| Data supplied |

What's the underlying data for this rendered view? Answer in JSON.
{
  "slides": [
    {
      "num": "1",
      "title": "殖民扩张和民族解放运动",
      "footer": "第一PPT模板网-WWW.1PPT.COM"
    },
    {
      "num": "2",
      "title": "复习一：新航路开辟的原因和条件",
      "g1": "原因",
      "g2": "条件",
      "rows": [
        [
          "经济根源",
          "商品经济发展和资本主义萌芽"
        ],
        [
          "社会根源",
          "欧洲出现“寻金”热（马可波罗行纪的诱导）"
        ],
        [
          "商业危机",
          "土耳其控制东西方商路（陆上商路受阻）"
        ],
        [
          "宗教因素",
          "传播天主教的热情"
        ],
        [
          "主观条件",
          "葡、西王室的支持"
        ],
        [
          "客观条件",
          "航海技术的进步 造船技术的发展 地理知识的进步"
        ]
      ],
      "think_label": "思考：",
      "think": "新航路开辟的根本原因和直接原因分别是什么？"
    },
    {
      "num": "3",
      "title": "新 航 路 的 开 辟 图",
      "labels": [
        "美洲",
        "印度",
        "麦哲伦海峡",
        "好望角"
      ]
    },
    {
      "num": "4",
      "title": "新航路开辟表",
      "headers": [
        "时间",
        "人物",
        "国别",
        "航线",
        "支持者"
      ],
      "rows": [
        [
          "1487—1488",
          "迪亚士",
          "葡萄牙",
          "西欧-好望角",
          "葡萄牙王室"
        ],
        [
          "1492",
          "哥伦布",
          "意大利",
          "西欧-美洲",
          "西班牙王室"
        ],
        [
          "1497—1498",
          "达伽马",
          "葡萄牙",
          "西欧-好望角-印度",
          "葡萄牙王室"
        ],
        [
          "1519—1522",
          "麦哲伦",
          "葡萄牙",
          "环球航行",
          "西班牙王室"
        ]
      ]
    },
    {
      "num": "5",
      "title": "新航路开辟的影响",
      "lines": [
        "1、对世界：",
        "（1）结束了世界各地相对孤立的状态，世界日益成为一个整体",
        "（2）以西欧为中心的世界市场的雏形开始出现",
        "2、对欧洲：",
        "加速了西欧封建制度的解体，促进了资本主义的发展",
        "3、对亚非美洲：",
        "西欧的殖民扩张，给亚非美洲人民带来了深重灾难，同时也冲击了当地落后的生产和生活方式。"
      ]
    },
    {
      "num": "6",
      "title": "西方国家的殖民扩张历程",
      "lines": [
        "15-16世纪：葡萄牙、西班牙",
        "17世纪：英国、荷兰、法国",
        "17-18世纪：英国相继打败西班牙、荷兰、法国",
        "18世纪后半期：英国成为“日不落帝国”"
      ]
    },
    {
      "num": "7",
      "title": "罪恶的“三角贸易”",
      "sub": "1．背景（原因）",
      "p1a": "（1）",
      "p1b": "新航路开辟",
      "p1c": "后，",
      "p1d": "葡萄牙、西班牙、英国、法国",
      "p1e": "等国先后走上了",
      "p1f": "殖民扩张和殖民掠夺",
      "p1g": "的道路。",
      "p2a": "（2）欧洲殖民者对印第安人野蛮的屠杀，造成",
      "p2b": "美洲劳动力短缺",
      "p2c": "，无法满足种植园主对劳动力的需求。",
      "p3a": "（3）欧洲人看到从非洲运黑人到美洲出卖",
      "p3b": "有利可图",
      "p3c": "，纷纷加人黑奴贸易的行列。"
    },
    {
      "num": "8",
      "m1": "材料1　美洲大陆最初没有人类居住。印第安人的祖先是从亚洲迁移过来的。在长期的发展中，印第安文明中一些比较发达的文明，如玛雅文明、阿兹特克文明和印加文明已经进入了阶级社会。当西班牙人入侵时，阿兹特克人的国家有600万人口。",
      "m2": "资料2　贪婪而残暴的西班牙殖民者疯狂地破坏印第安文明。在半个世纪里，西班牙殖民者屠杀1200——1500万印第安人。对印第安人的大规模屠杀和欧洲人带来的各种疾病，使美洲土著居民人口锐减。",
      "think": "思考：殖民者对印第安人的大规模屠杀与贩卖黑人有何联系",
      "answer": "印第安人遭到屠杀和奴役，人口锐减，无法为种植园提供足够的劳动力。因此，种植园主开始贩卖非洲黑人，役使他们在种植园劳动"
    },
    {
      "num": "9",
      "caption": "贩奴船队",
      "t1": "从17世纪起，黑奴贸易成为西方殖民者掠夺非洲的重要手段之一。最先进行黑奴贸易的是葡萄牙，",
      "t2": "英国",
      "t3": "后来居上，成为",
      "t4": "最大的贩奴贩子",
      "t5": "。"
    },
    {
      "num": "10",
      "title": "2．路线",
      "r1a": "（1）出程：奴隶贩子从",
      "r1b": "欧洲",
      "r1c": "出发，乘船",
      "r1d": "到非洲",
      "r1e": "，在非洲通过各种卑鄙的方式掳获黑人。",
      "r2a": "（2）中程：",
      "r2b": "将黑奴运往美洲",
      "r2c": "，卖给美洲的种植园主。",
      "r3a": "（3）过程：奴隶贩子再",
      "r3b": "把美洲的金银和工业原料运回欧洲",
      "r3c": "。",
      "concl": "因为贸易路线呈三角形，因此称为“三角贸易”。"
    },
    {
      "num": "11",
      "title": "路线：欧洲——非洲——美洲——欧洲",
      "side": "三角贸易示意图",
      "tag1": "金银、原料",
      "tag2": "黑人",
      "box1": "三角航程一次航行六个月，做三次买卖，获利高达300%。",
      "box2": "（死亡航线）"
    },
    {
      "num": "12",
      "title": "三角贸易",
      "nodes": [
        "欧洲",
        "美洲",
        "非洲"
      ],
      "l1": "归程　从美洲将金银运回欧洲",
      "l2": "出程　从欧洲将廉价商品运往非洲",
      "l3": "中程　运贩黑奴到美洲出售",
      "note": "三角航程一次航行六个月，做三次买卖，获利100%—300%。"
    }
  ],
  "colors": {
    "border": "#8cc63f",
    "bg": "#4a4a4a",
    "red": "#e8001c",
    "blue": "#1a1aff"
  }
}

| Exercise aim |
Within the listing above, copy each line that has the string "title".

| Complete response |
      "title": "殖民扩张和民族解放运动",
      "title": "复习一：新航路开辟的原因和条件",
      "title": "新 航 路 的 开 辟 图",
      "title": "新航路开辟表",
      "title": "新航路开辟的影响",
      "title": "西方国家的殖民扩张历程",
      "title": "罪恶的“三角贸易”",
      "title": "2．路线",
      "title": "路线：欧洲——非洲——美洲——欧洲",
      "title": "三角贸易",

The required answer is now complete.